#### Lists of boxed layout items

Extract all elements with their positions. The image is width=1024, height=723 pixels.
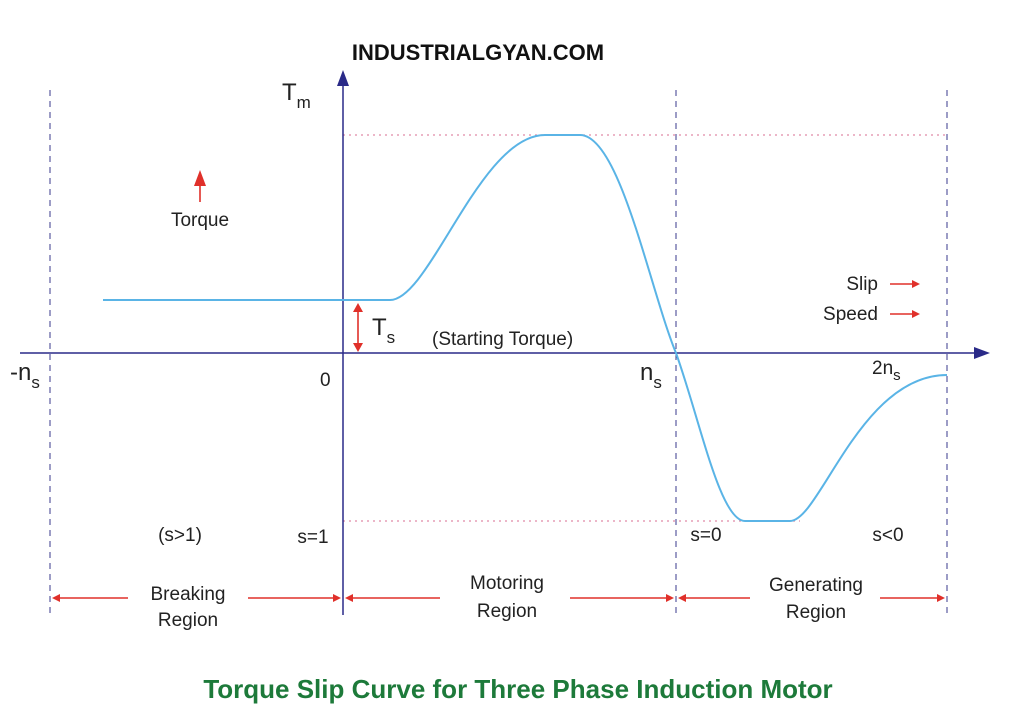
- slip-hint: Slip: [846, 274, 878, 295]
- x-mark: -ns: [10, 359, 40, 392]
- ts-label: Ts: [372, 314, 395, 347]
- axes: [20, 70, 990, 615]
- x-mark: 0: [320, 370, 331, 391]
- x-mark: 2ns: [872, 358, 901, 384]
- region-label: Breaking: [151, 584, 226, 605]
- slip-label: (s>1): [158, 525, 202, 546]
- region-label: Region: [477, 601, 537, 622]
- region-label: Region: [786, 602, 846, 623]
- torque-hint: Torque: [171, 210, 229, 231]
- y-axis-label: Tm: [282, 79, 311, 112]
- speed-hint: Speed: [823, 304, 878, 325]
- region-label: Region: [158, 610, 218, 631]
- level-guides: [343, 134, 947, 522]
- footer-title: Torque Slip Curve for Three Phase Induct…: [203, 674, 832, 704]
- torque-curve: [103, 134, 948, 522]
- slip-label: s=1: [297, 527, 328, 548]
- x-mark: ns: [640, 359, 662, 392]
- region-label: Motoring: [470, 573, 544, 594]
- slip-label: s=0: [690, 525, 721, 546]
- site-header: INDUSTRIALGYAN.COM: [352, 40, 604, 65]
- starting-torque-note: (Starting Torque): [432, 329, 573, 350]
- slip-label: s<0: [872, 525, 903, 546]
- torque-arrow: [194, 170, 206, 186]
- region-label: Generating: [769, 575, 863, 596]
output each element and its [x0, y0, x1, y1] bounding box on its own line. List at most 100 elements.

#### Written problem
Rewrite everything from the line containing "- slip-hint: Slip: [846, 274, 878, 295]" down to the line containing "- site-header: INDUSTRIALGYAN.COM: [352, 40, 604, 65]" as a JSON list of strings, one string per line, leaving out blank lines.

#### Written solution
[
  "- slip-hint: Slip: [846, 274, 878, 295]",
  "- x-mark: -ns: [10, 359, 40, 392]",
  "- ts-label: Ts: [372, 314, 395, 347]",
  "- axes: [20, 70, 990, 615]",
  "- x-mark: 0: [320, 370, 331, 391]",
  "- x-mark: 2ns: [872, 358, 901, 384]",
  "- region-label: Breaking: [151, 584, 226, 605]",
  "- slip-label: (s>1): [158, 525, 202, 546]",
  "- region-label: Region: [477, 601, 537, 622]",
  "- region-label: Region: [786, 602, 846, 623]",
  "- torque-hint: Torque: [171, 210, 229, 231]",
  "- y-axis-label: Tm: [282, 79, 311, 112]",
  "- speed-hint: Speed: [823, 304, 878, 325]",
  "- region-label: Region: [158, 610, 218, 631]",
  "- level-guides: [343, 134, 947, 522]",
  "- footer-title: Torque Slip Curve for Three Phase Induct…: [203, 674, 832, 704]",
  "- torque-curve: [103, 134, 948, 522]",
  "- slip-label: s=1: [297, 527, 328, 548]",
  "- x-mark: ns: [640, 359, 662, 392]",
  "- region-label: Motoring: [470, 573, 544, 594]",
  "- slip-label: s=0: [690, 525, 721, 546]",
  "- site-header: INDUSTRIALGYAN.COM: [352, 40, 604, 65]"
]